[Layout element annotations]
====

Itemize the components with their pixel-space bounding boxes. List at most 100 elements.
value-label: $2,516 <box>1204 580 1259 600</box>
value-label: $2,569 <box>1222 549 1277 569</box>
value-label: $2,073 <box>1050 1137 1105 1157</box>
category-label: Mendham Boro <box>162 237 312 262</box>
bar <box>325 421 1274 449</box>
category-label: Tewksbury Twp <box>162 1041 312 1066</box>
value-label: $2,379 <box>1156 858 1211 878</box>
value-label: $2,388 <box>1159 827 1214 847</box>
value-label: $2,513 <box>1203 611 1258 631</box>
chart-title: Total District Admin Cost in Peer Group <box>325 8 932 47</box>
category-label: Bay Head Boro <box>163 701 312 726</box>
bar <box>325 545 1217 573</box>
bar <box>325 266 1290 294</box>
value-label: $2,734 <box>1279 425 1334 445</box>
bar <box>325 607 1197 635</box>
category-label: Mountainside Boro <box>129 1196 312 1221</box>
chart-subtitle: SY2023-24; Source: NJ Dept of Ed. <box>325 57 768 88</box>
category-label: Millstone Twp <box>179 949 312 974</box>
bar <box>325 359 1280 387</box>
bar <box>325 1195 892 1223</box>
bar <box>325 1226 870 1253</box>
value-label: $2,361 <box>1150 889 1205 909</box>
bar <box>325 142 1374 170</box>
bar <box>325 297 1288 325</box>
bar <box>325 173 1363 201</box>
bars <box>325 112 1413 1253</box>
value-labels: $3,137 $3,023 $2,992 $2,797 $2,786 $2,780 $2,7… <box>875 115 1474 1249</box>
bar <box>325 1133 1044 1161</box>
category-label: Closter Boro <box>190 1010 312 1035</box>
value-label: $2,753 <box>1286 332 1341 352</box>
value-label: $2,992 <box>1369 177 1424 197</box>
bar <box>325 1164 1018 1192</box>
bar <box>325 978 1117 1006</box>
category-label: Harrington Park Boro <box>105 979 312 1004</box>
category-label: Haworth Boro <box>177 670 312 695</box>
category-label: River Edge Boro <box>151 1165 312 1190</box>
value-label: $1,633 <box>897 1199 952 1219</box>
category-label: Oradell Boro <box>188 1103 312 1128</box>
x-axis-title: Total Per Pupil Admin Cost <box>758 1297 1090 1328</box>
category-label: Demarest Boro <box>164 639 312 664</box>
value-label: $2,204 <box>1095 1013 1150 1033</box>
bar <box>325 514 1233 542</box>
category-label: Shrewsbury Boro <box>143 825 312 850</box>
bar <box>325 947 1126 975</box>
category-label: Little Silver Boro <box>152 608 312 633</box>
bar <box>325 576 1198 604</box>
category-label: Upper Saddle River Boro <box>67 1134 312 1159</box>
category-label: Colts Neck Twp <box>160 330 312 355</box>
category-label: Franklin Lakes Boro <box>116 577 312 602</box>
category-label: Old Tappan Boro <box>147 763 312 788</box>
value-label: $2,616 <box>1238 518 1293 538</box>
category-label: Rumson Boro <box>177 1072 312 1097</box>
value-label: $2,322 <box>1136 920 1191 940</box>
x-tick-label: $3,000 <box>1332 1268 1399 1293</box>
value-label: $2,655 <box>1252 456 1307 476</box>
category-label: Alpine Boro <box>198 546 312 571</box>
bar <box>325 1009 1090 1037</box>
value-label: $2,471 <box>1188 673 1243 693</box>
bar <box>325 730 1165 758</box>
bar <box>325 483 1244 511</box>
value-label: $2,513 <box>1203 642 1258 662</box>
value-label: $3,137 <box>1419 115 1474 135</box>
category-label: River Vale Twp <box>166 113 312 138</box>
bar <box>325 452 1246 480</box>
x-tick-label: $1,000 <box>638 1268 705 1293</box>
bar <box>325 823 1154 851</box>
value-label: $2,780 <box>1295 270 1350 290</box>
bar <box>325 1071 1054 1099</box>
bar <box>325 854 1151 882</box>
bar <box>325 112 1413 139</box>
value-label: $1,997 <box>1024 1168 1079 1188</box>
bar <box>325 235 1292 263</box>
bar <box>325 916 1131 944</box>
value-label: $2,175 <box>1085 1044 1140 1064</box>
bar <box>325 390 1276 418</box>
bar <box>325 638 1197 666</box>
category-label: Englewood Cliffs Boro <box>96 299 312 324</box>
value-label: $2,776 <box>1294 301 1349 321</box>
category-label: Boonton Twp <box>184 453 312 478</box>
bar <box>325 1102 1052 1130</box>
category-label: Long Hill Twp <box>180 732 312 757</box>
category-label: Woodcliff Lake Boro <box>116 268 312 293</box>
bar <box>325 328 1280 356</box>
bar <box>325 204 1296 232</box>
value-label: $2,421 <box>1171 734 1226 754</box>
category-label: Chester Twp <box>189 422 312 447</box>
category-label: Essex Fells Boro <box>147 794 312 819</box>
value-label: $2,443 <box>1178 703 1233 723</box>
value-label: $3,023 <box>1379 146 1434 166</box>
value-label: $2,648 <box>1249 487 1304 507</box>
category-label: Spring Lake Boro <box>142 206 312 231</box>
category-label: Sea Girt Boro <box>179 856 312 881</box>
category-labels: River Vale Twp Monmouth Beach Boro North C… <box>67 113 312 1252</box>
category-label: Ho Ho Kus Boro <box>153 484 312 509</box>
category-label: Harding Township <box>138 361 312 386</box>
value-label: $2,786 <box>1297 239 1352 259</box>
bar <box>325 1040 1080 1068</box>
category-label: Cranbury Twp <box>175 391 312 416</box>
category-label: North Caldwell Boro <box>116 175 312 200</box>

====

__TASK DETAILS__:
Reproduce all of the data above verbatim, line for line.

__REPLY TO THE EXERCISE__:
Itemize the components with their pixel-space bounding boxes. List at most 100 elements.
value-label: $2,516 <box>1204 580 1259 600</box>
value-label: $2,569 <box>1222 549 1277 569</box>
value-label: $2,073 <box>1050 1137 1105 1157</box>
category-label: Mendham Boro <box>162 237 312 262</box>
bar <box>325 421 1274 449</box>
category-label: Tewksbury Twp <box>162 1041 312 1066</box>
value-label: $2,379 <box>1156 858 1211 878</box>
value-label: $2,388 <box>1159 827 1214 847</box>
value-label: $2,513 <box>1203 611 1258 631</box>
chart-title: Total District Admin Cost in Peer Group <box>325 8 932 47</box>
category-label: Bay Head Boro <box>163 701 312 726</box>
bar <box>325 545 1217 573</box>
bar <box>325 266 1290 294</box>
value-label: $2,734 <box>1279 425 1334 445</box>
bar <box>325 607 1197 635</box>
category-label: Mountainside Boro <box>129 1196 312 1221</box>
chart-subtitle: SY2023-24; Source: NJ Dept of Ed. <box>325 57 768 88</box>
category-label: Millstone Twp <box>179 949 312 974</box>
bar <box>325 359 1280 387</box>
bar <box>325 1195 892 1223</box>
bar <box>325 1226 870 1253</box>
value-label: $2,361 <box>1150 889 1205 909</box>
bar <box>325 142 1374 170</box>
bar <box>325 297 1288 325</box>
bar <box>325 173 1363 201</box>
bars <box>325 112 1413 1253</box>
value-labels: $3,137 $3,023 $2,992 $2,797 $2,786 $2,780 $2,7… <box>875 115 1474 1249</box>
bar <box>325 1133 1044 1161</box>
category-label: Closter Boro <box>190 1010 312 1035</box>
value-label: $2,753 <box>1286 332 1341 352</box>
value-label: $2,992 <box>1369 177 1424 197</box>
bar <box>325 1164 1018 1192</box>
bar <box>325 978 1117 1006</box>
category-label: Harrington Park Boro <box>105 979 312 1004</box>
category-label: Haworth Boro <box>177 670 312 695</box>
category-label: River Edge Boro <box>151 1165 312 1190</box>
value-label: $1,633 <box>897 1199 952 1219</box>
category-label: Oradell Boro <box>188 1103 312 1128</box>
x-axis-title: Total Per Pupil Admin Cost <box>758 1297 1090 1328</box>
category-label: Demarest Boro <box>164 639 312 664</box>
value-label: $2,204 <box>1095 1013 1150 1033</box>
bar <box>325 514 1233 542</box>
category-label: Shrewsbury Boro <box>143 825 312 850</box>
bar <box>325 947 1126 975</box>
category-label: Little Silver Boro <box>152 608 312 633</box>
bar <box>325 576 1198 604</box>
category-label: Upper Saddle River Boro <box>67 1134 312 1159</box>
category-label: Colts Neck Twp <box>160 330 312 355</box>
category-label: Franklin Lakes Boro <box>116 577 312 602</box>
category-label: Old Tappan Boro <box>147 763 312 788</box>
value-label: $2,616 <box>1238 518 1293 538</box>
category-label: Rumson Boro <box>177 1072 312 1097</box>
value-label: $2,322 <box>1136 920 1191 940</box>
x-tick-label: $3,000 <box>1332 1268 1399 1293</box>
value-label: $2,655 <box>1252 456 1307 476</box>
category-label: Alpine Boro <box>198 546 312 571</box>
bar <box>325 1009 1090 1037</box>
value-label: $2,471 <box>1188 673 1243 693</box>
bar <box>325 730 1165 758</box>
bar <box>325 483 1244 511</box>
value-label: $2,513 <box>1203 642 1258 662</box>
value-label: $3,137 <box>1419 115 1474 135</box>
category-label: River Vale Twp <box>166 113 312 138</box>
bar <box>325 452 1246 480</box>
x-tick-label: $1,000 <box>638 1268 705 1293</box>
bar <box>325 823 1154 851</box>
value-label: $2,780 <box>1295 270 1350 290</box>
bar <box>325 1071 1054 1099</box>
bar <box>325 854 1151 882</box>
bar <box>325 112 1413 139</box>
value-label: $1,997 <box>1024 1168 1079 1188</box>
bar <box>325 235 1292 263</box>
bar <box>325 916 1131 944</box>
value-label: $2,175 <box>1085 1044 1140 1064</box>
bar <box>325 390 1276 418</box>
bar <box>325 638 1197 666</box>
category-label: Englewood Cliffs Boro <box>96 299 312 324</box>
value-label: $2,776 <box>1294 301 1349 321</box>
category-label: Boonton Twp <box>184 453 312 478</box>
bar <box>325 1102 1052 1130</box>
category-label: Long Hill Twp <box>180 732 312 757</box>
category-label: Woodcliff Lake Boro <box>116 268 312 293</box>
bar <box>325 328 1280 356</box>
bar <box>325 204 1296 232</box>
value-label: $2,421 <box>1171 734 1226 754</box>
category-label: Chester Twp <box>189 422 312 447</box>
category-label: Essex Fells Boro <box>147 794 312 819</box>
value-label: $2,443 <box>1178 703 1233 723</box>
value-label: $3,023 <box>1379 146 1434 166</box>
value-label: $2,648 <box>1249 487 1304 507</box>
category-label: Spring Lake Boro <box>142 206 312 231</box>
category-label: Sea Girt Boro <box>179 856 312 881</box>
category-labels: River Vale Twp Monmouth Beach Boro North C… <box>67 113 312 1252</box>
category-label: Ho Ho Kus Boro <box>153 484 312 509</box>
category-label: Harding Township <box>138 361 312 386</box>
value-label: $2,786 <box>1297 239 1352 259</box>
bar <box>325 1040 1080 1068</box>
category-label: Cranbury Twp <box>175 391 312 416</box>
category-label: North Caldwell Boro <box>116 175 312 200</box>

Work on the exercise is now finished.